In der Schweiz stehen in touristischen Betrieben 674 000 Betten zur Verfügung. 123 000 davon auf Campingplätzen. Und das Angebot an Glamping*- und Erlebnis-Unterkünften nimmt laufend zu.

  • Indianer-Feeling auf dem Campingplatz Disentis: Dieses Tipi ist nur eins von vielen Glamping-Angeboten auf Schweizer Campingplätzen. (TCS Camping)
  • Für Menschen im Rollstuhl gibt es auf den TCS-Campingplätzen in Bern, Buochs, Flaach, Sempach und Scuol barrierefreie Häuser. Ergänzt wird das Angebot durch Erlebnisse wie Kajakfahrten auf dem Vierwaldstättersee in nicht kenterbaren Kajaks und Radtouren mit Spezialvelos. In Scuol stehen im Winter Eisgleiter und Dualskier zur Verfügung. (Stiftung Cerebral)

Die ersten Frühlingsblätter rascheln sanft im Wind. Eine Rauchwolke, geschwängert mit dem Duft von Grillgut, wabert himmelwärts. Um die Feuerstelle herum sitzen Erwachsene. Sie plaudern, während ihre Kinder fröhlich auf dem Campingplatz herumtollen.
-=-=-=-=-
**Die Aufgaben**
1. Nennen Sie alle Orte, an denen es laut dem bereitgestellten Text auf TCS-Campingplätzen barrierefreie Häuser für Menschen im Rollstuhl gibt.
2. Extrahieren Sie aus dem bereitgestellten Text wortgetreu die Passage von „In der Schweiz“ bis einschließlich „nimmt laufend zu.“.
3. Wie viele der Betten in touristischen Betrieben der Schweiz befinden sich laut dem bereitgestellten Text auf Campingplätzen?
-=-=-=-=-
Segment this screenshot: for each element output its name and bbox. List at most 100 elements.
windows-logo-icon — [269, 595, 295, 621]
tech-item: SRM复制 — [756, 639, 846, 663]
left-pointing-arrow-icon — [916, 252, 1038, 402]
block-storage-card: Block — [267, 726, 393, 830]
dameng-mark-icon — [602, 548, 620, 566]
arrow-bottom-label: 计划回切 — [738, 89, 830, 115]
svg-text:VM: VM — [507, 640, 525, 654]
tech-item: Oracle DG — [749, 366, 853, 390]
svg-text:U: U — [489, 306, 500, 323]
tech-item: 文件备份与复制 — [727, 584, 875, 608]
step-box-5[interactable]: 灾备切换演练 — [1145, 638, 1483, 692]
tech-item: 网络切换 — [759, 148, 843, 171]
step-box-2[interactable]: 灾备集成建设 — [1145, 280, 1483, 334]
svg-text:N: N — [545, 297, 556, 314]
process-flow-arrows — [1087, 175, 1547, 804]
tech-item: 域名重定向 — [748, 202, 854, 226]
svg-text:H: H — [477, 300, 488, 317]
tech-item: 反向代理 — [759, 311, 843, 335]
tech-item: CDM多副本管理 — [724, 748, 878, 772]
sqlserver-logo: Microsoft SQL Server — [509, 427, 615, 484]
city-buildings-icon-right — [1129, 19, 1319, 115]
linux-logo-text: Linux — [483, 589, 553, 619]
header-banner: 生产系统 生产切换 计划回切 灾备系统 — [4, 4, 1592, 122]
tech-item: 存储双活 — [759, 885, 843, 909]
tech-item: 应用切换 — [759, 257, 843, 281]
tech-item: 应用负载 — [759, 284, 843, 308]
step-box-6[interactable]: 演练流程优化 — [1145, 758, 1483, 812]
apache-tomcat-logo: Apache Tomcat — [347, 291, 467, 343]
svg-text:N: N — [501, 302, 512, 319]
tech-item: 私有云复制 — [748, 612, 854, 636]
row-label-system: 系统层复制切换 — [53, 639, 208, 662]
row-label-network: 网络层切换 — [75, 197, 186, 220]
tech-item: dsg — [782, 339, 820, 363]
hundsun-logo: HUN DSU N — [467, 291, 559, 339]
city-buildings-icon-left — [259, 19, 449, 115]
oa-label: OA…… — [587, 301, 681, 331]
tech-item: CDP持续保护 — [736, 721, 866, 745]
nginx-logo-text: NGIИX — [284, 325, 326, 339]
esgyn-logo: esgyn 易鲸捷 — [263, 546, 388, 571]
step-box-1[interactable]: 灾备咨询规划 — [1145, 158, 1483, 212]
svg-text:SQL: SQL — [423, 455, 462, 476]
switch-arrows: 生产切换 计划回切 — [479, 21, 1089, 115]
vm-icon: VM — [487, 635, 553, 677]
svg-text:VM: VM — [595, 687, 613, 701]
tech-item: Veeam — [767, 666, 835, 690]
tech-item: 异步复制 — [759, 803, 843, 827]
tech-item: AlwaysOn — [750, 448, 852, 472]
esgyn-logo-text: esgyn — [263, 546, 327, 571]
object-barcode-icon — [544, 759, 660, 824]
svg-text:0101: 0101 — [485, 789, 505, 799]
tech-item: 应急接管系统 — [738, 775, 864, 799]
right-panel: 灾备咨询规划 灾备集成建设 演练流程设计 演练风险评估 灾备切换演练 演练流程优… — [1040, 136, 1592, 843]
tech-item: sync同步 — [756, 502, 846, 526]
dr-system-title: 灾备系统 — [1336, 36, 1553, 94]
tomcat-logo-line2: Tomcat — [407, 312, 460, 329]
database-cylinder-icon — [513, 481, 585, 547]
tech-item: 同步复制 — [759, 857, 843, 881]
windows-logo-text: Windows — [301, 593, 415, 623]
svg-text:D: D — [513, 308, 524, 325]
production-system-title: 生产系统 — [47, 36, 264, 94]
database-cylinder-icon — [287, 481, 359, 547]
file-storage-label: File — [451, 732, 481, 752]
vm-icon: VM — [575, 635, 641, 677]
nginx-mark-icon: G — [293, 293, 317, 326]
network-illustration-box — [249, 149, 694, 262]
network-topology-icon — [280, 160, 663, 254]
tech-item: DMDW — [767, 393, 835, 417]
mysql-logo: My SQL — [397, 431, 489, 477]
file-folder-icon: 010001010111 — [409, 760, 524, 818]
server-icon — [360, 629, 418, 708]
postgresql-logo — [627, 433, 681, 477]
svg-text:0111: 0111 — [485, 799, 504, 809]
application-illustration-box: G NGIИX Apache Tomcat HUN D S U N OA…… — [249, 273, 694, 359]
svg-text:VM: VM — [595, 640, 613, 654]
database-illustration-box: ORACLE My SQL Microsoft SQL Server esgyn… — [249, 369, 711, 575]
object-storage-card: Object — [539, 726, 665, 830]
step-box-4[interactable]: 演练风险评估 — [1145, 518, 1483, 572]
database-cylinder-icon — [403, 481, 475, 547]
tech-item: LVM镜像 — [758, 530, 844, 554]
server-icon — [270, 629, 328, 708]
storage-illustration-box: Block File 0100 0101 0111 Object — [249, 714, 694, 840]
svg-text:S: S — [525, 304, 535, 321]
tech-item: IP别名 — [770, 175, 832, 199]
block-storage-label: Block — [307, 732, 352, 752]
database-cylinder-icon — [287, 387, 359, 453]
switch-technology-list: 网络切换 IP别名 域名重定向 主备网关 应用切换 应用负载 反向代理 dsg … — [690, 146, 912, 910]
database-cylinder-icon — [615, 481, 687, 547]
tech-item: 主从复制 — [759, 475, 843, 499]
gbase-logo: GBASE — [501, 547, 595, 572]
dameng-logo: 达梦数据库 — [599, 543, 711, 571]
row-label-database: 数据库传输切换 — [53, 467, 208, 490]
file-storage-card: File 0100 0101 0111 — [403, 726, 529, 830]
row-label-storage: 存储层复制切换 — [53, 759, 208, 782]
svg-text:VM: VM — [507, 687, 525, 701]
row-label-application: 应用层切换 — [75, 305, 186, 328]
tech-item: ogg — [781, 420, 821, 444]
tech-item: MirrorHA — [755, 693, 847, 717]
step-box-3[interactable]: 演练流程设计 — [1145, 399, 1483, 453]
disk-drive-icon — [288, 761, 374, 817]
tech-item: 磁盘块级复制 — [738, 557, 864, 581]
-=-=-=-=-
**Antworten der Reihe nach**
1. Bern, Buochs, Flaach, Sempach und Scuol.

2.
In der Schweiz stehen in touristischen Betrieben 674 000 Betten zur Verfügung. 123 000 davon auf Campingplätzen. Und das Angebot an Glamping*- und Erlebnis-Unterkünften nimmt laufend zu.

3. Auf Campingplätzen befinden sich 123 000 Betten.